▸ TEXTO DEL EJERCICIO:
Editorial

Traslado sangriento

La Razón (Edición Impresa)

00:00 / 16 de mayo de 2018

Cada año, en mayo, el pueblo palestino recuerda la expulsión de decenas de miles de sus compatriotas en 1948 de lo que hoy es territorio israelí. Este éxodo, al que los palestinos se refieren con el término Nakba (“catástrofe” en árabe), marca además la pérdida de la identidad nacional y cultural de Palestina, que ha necesitado de varias décadas para poder recuperarse, parcialmente.

Como es de suponer, durante esta época suelen ser corrientes los enfrentamientos entre palestinos y soldados israelíes en las fronteras que separan Cisjordania y la Franja de Gaza con Israel. Sin embargo, este año los choques han sido particularmente violentos, en parte por la conmemoración de los 70 años de la fundación del Estado de Israel, que va de la mano de la Nakba, pero también y sobre todo por el traslado de la Embajada de Estados Unidos de Tel-Aviv a Jerusalén, anunciada por Trump en diciembre de 2017 y que se materializó, de manera provisional, el lunes. De hecho, ambos acontecimientos se saldaron con la muerte de al menos 59 palestinos y más de 2.000 heridos de bala en la frontera con Gaza, en una jornada sangrienta cuya violencia no tiene precedente desde 2004.

Se trata ciertamente de una matanza reprochable que, como bien ha exigido la comunidad internacional, amerita cuando menos una investigación respecto de los motivos que impulsaron al Ejército israelí a utilizar armas de fuego reales contra la población civil, en lugar de utilizar únicamente material antidisturbios, como correspondería en manifestaciones de esta naturaleza.

Datos de análisis de la maquetación de páginas

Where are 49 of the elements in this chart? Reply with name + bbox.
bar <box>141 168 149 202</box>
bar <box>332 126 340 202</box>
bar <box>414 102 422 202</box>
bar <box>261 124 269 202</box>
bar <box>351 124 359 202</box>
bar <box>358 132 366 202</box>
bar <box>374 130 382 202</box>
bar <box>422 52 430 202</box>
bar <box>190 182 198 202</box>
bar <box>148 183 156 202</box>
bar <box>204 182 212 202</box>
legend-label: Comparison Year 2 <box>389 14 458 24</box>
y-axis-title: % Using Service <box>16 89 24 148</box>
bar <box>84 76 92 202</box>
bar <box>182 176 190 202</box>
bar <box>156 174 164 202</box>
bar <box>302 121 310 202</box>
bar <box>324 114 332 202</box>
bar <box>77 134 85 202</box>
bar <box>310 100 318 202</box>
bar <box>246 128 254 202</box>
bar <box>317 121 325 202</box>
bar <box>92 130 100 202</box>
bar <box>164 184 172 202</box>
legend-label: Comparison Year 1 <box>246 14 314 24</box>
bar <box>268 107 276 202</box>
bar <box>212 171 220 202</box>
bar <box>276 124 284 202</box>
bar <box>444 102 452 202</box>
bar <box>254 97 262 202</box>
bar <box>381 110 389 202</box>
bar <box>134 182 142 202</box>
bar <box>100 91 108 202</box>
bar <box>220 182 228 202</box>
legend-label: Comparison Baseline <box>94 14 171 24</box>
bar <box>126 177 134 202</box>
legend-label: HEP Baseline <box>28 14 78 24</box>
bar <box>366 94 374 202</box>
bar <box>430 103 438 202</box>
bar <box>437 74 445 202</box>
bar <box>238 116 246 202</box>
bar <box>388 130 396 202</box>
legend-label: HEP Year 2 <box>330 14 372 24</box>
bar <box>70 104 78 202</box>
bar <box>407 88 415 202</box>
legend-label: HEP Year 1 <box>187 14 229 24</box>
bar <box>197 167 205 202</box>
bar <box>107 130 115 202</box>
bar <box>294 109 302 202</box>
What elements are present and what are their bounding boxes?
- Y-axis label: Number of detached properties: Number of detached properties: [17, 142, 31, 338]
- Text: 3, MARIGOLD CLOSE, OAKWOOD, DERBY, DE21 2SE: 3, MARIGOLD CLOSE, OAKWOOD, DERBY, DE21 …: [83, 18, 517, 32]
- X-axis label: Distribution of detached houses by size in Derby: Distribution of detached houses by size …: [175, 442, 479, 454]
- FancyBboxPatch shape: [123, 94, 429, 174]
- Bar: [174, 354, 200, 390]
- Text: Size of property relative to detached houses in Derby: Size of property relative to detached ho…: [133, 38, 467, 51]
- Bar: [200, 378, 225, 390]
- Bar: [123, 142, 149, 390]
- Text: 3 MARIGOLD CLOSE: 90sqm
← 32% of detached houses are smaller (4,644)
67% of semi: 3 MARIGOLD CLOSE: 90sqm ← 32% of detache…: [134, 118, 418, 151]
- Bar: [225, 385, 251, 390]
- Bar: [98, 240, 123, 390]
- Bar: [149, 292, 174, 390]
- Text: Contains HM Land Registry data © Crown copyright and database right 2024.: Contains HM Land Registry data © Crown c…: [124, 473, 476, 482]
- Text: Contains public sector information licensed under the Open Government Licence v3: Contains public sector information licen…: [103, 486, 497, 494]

▸ EJERCICIO:
Transcriba íntegramente, sin alteración alguna, el editorial sobre el traslado de la Embajada de Estados Unidos a Jerusalén.

▸ SOLUCIÓN DEL EJERCICIO:
Editorial

Traslado sangriento

La Razón (Edición Impresa)

00:00 / 16 de mayo de 2018

Cada año, en mayo, el pueblo palestino recuerda la expulsión de decenas de miles de sus compatriotas en 1948 de lo que hoy es territorio israelí. Este éxodo, al que los palestinos se refieren con el término Nakba (“catástrofe” en árabe), marca además la pérdida de la identidad nacional y cultural de Palestina, que ha necesitado de varias décadas para poder recuperarse, parcialmente.

Como es de suponer, durante esta época suelen ser corrientes los enfrentamientos entre palestinos y soldados israelíes en las fronteras que separan Cisjordania y la Franja de Gaza con Israel. Sin embargo, este año los choques han sido particularmente violentos, en parte por la conmemoración de los 70 años de la fundación del Estado de Israel, que va de la mano de la Nakba, pero también y sobre todo por el traslado de la Embajada de Estados Unidos de Tel-Aviv a Jerusalén, anunciada por Trump en diciembre de 2017 y que se materializó, de manera provisional, el lunes. De hecho, ambos acontecimientos se saldaron con la muerte de al menos 59 palestinos y más de 2.000 heridos de bala en la frontera con Gaza, en una jornada sangrienta cuya violencia no tiene precedente desde 2004.

Se trata ciertamente de una matanza reprochable que, como bien ha exigido la comunidad internacional, amerita cuando menos una investigación respecto de los motivos que impulsaron al Ejército israelí a utilizar armas de fuego reales contra la población civil, en lugar de utilizar únicamente material antidisturbios, como correspondería en manifestaciones de esta naturaleza.